==== Listed entries

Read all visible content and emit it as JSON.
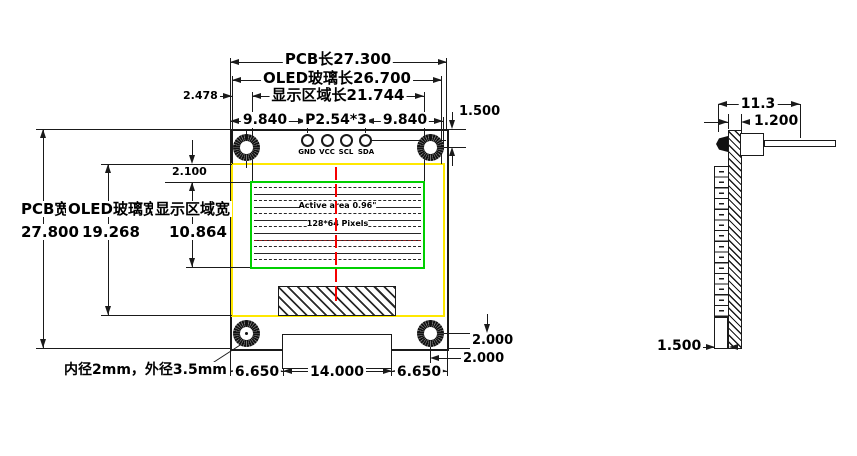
{
  "drawing": {
    "type": "OLED module dimensional drawing",
    "front": {
      "top_dims": {
        "pcb_len": "PCB长27.300",
        "glass_len": "OLED玻璃长26.700",
        "area_len": "显示区域长21.744",
        "offset": "2.478",
        "pin_left": "9.840",
        "pitch": "P2.54*3",
        "pin_right": "9.840",
        "hole_top": "1.500"
      },
      "left_dims": {
        "pcb_w_label": "PCB宽",
        "pcb_w_value": "27.800",
        "glass_w_label": "OLED玻璃宽",
        "glass_w_value": "19.268",
        "area_w_label": "显示区域宽",
        "area_w_value": "10.864",
        "gap": "2.100"
      },
      "pins": {
        "p1": "GND",
        "p2": "VCC",
        "p3": "SCL",
        "p4": "SDA"
      },
      "screen": {
        "line1": "Active area 0.96\"",
        "line2": "128*64 Pixels"
      },
      "bottom_dims": {
        "hole_note": "内径2mm，外径3.5mm",
        "left": "6.650",
        "center": "14.000",
        "right": "6.650",
        "hole_v": "2.000",
        "hole_h": "2.000"
      }
    },
    "side": {
      "width_total": "11.3",
      "pcb_thickness": "1.200",
      "bottom_thickness": "1.500"
    },
    "colors": {
      "glass_outline": "#ffe800",
      "active_area_outline": "#00cf00",
      "centerline": "#f50000",
      "ink": "#1a1a1a"
    }
  }
}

========

▸ **Exercise details**
Leave out the pictures and output the rest of the material exactly as written.

▸ **Reply**
Read all visible content and emit it as JSON.
{
  "drawing": {
    "type": "OLED module dimensional drawing",
    "front": {
      "top_dims": {
        "pcb_len": "PCB长27.300",
        "glass_len": "OLED玻璃长26.700",
        "area_len": "显示区域长21.744",
        "offset": "2.478",
        "pin_left": "9.840",
        "pitch": "P2.54*3",
        "pin_right": "9.840",
        "hole_top": "1.500"
      },
      "left_dims": {
        "pcb_w_label": "PCB宽",
        "pcb_w_value": "27.800",
        "glass_w_label": "OLED玻璃宽",
        "glass_w_value": "19.268",
        "area_w_label": "显示区域宽",
        "area_w_value": "10.864",
        "gap": "2.100"
      },
      "pins": {
        "p1": "GND",
        "p2": "VCC",
        "p3": "SCL",
        "p4": "SDA"
      },
      "screen": {
        "line1": "Active area 0.96\"",
        "line2": "128*64 Pixels"
      },
      "bottom_dims": {
        "hole_note": "内径2mm，外径3.5mm",
        "left": "6.650",
        "center": "14.000",
        "right": "6.650",
        "hole_v": "2.000",
        "hole_h": "2.000"
      }
    },
    "side": {
      "width_total": "11.3",
      "pcb_thickness": "1.200",
      "bottom_thickness": "1.500"
    },
    "colors": {
      "glass_outline": "#ffe800",
      "active_area_outline": "#00cf00",
      "centerline": "#f50000",
      "ink": "#1a1a1a"
    }
  }
}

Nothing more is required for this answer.